WORK REQUIRED
Return all entries precisely as they stand, without the images.

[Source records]
--------------------

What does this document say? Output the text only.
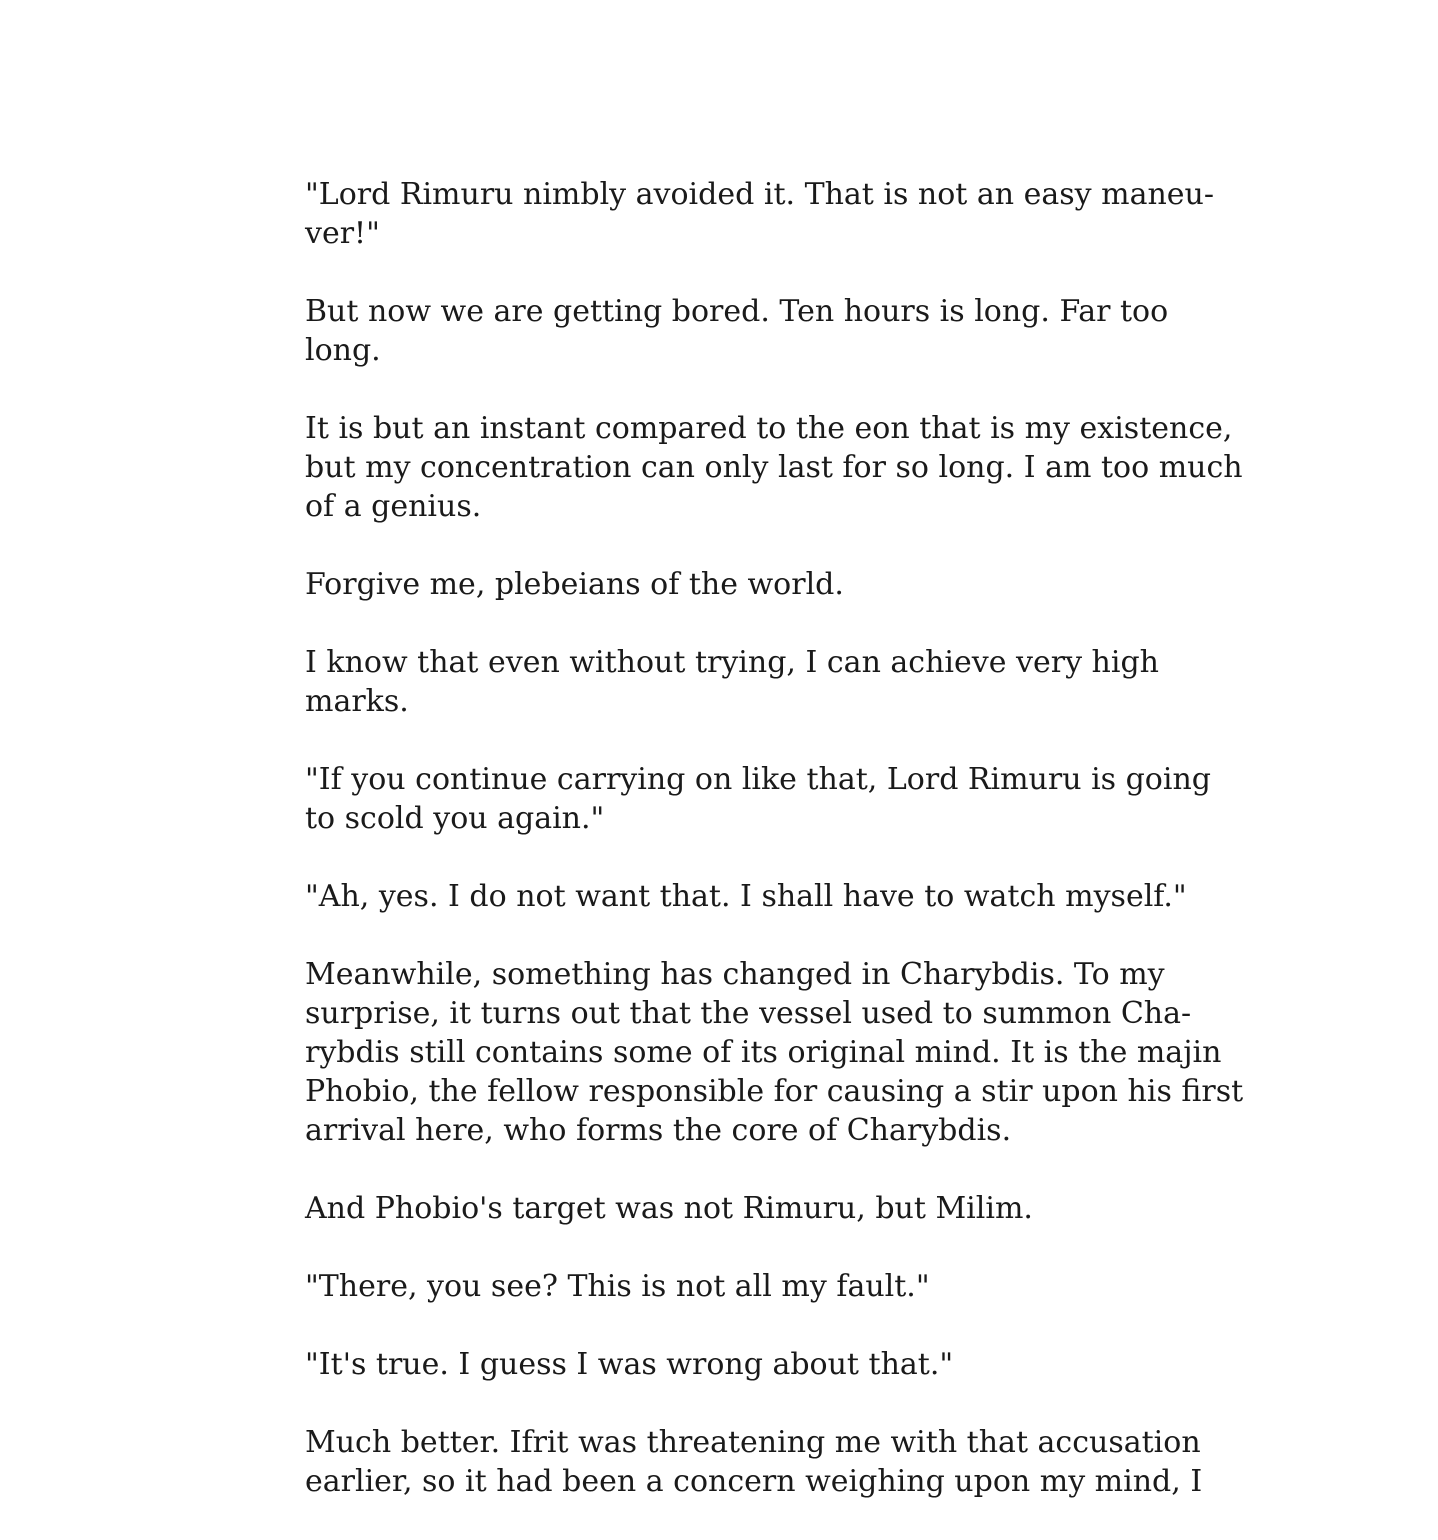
"Lord Rimuru nimbly avoided it. That is not an easy maneu-
ver!"

But now we are getting bored. Ten hours is long. Far too
long.

It is but an instant compared to the eon that is my existence,
but my concentration can only last for so long. I am too much
of a genius.

Forgive me, plebeians of the world.

I know that even without trying, I can achieve very high
marks.

"If you continue carrying on like that, Lord Rimuru is going
to scold you again."

"Ah, yes. I do not want that. I shall have to watch myself."

Meanwhile, something has changed in Charybdis. To my
surprise, it turns out that the vessel used to summon Cha-
rybdis still contains some of its original mind. It is the majin
Phobio, the fellow responsible for causing a stir upon his first
arrival here, who forms the core of Charybdis.

And Phobio's target was not Rimuru, but Milim.

"There, you see? This is not all my fault."

"It's true. I guess I was wrong about that."

Much better. Ifrit was threatening me with that accusation
earlier, so it had been a concern weighing upon my mind, I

--------------------

RESPONSE TO THE TASK
What does this document say? Output the text only.
"Lord Rimuru nimbly avoided it. That is not an easy maneu-
ver!"

But now we are getting bored. Ten hours is long. Far too
long.

It is but an instant compared to the eon that is my existence,
but my concentration can only last for so long. I am too much
of a genius.

Forgive me, plebeians of the world.

I know that even without trying, I can achieve very high
marks.

"If you continue carrying on like that, Lord Rimuru is going
to scold you again."

"Ah, yes. I do not want that. I shall have to watch myself."

Meanwhile, something has changed in Charybdis. To my
surprise, it turns out that the vessel used to summon Cha-
rybdis still contains some of its original mind. It is the majin
Phobio, the fellow responsible for causing a stir upon his first
arrival here, who forms the core of Charybdis.

And Phobio's target was not Rimuru, but Milim.

"There, you see? This is not all my fault."

"It's true. I guess I was wrong about that."

Much better. Ifrit was threatening me with that accusation
earlier, so it had been a concern weighing upon my mind, I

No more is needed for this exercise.